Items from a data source

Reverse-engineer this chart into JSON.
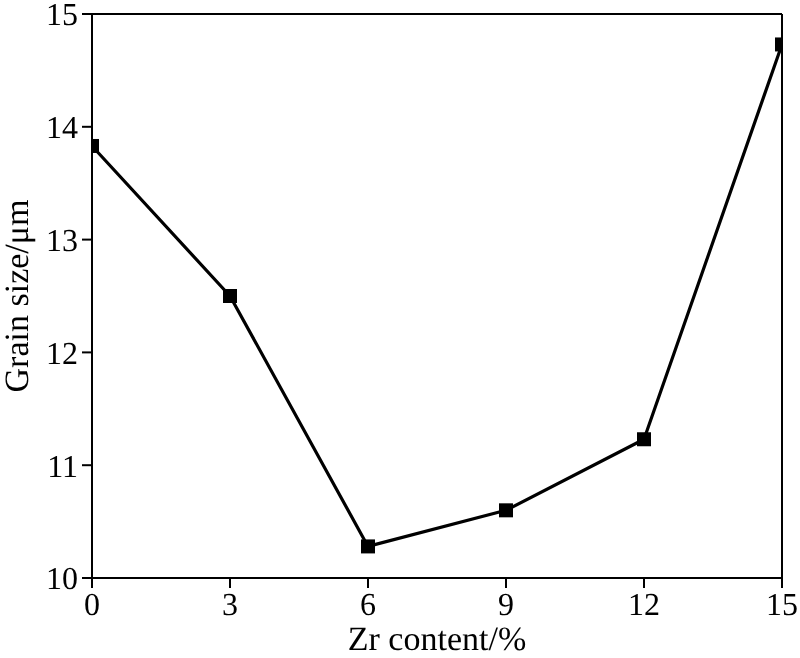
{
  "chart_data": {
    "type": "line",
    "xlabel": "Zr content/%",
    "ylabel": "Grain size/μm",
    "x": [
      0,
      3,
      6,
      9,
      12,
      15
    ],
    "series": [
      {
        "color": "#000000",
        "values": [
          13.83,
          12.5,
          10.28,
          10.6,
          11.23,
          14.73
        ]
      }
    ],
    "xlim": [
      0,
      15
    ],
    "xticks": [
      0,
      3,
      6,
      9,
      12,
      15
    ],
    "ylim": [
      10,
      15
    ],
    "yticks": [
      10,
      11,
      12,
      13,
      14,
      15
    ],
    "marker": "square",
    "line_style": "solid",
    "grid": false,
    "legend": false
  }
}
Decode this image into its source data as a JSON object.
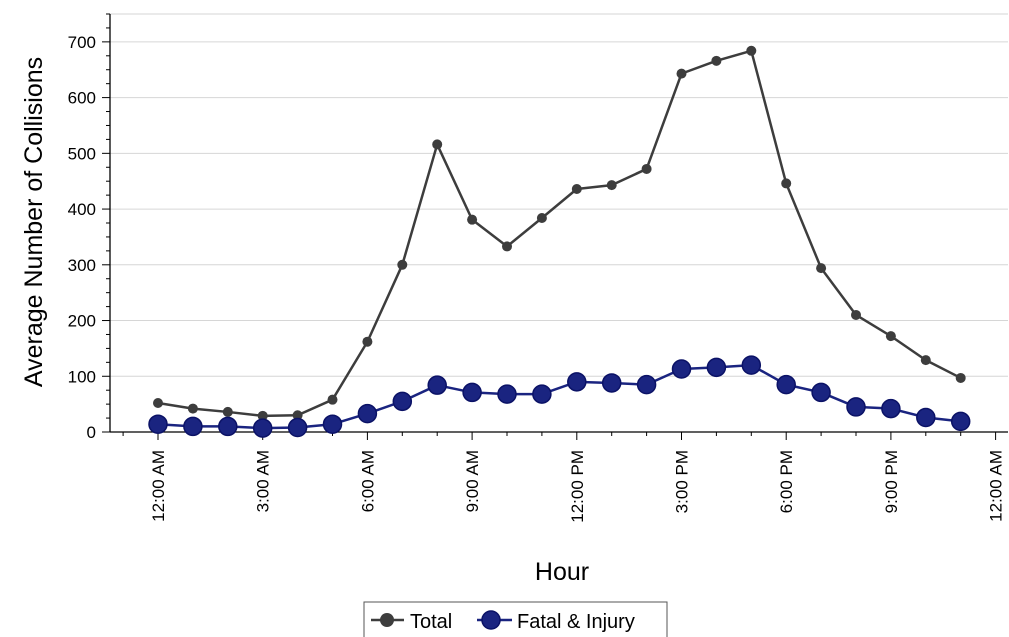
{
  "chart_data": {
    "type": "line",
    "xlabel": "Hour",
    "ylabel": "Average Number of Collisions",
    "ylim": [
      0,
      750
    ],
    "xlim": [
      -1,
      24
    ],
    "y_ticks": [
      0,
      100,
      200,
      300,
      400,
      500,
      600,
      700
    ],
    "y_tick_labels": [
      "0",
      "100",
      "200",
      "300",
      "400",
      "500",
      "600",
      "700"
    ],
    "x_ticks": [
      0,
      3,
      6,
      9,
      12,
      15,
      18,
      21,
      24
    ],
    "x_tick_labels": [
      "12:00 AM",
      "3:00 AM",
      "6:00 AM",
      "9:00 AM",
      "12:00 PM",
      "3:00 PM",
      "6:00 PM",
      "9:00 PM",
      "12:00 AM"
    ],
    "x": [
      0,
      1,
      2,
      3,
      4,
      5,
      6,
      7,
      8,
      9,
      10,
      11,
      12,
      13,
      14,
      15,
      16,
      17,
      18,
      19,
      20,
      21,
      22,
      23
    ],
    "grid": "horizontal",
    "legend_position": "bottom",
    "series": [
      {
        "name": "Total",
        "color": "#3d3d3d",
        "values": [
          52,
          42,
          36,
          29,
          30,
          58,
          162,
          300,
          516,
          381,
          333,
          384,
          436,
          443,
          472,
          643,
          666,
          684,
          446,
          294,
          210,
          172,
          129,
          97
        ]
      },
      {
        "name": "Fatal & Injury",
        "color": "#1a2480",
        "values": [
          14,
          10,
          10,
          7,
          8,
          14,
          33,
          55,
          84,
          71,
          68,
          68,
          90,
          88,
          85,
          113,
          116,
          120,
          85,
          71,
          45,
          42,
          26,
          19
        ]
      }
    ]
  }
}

Exercise instructions
Return the full material word for word. Do not include the pictures.

Task response
Reverse-engineer this chart into JSON.
{
  "chart_data": {
    "type": "line",
    "xlabel": "Zr content/%",
    "ylabel": "Grain size/μm",
    "x": [
      0,
      3,
      6,
      9,
      12,
      15
    ],
    "series": [
      {
        "color": "#000000",
        "values": [
          13.83,
          12.5,
          10.28,
          10.6,
          11.23,
          14.73
        ]
      }
    ],
    "xlim": [
      0,
      15
    ],
    "xticks": [
      0,
      3,
      6,
      9,
      12,
      15
    ],
    "ylim": [
      10,
      15
    ],
    "yticks": [
      10,
      11,
      12,
      13,
      14,
      15
    ],
    "marker": "square",
    "line_style": "solid",
    "grid": false,
    "legend": false
  }
}
Decode this image into its source data as a JSON object.
{
  "chart_data": {
    "type": "line",
    "xlabel": "Hour",
    "ylabel": "Average Number of Collisions",
    "ylim": [
      0,
      750
    ],
    "xlim": [
      -1,
      24
    ],
    "y_ticks": [
      0,
      100,
      200,
      300,
      400,
      500,
      600,
      700
    ],
    "y_tick_labels": [
      "0",
      "100",
      "200",
      "300",
      "400",
      "500",
      "600",
      "700"
    ],
    "x_ticks": [
      0,
      3,
      6,
      9,
      12,
      15,
      18,
      21,
      24
    ],
    "x_tick_labels": [
      "12:00 AM",
      "3:00 AM",
      "6:00 AM",
      "9:00 AM",
      "12:00 PM",
      "3:00 PM",
      "6:00 PM",
      "9:00 PM",
      "12:00 AM"
    ],
    "x": [
      0,
      1,
      2,
      3,
      4,
      5,
      6,
      7,
      8,
      9,
      10,
      11,
      12,
      13,
      14,
      15,
      16,
      17,
      18,
      19,
      20,
      21,
      22,
      23
    ],
    "grid": "horizontal",
    "legend_position": "bottom",
    "series": [
      {
        "name": "Total",
        "color": "#3d3d3d",
        "values": [
          52,
          42,
          36,
          29,
          30,
          58,
          162,
          300,
          516,
          381,
          333,
          384,
          436,
          443,
          472,
          643,
          666,
          684,
          446,
          294,
          210,
          172,
          129,
          97
        ]
      },
      {
        "name": "Fatal & Injury",
        "color": "#1a2480",
        "values": [
          14,
          10,
          10,
          7,
          8,
          14,
          33,
          55,
          84,
          71,
          68,
          68,
          90,
          88,
          85,
          113,
          116,
          120,
          85,
          71,
          45,
          42,
          26,
          19
        ]
      }
    ]
  }
}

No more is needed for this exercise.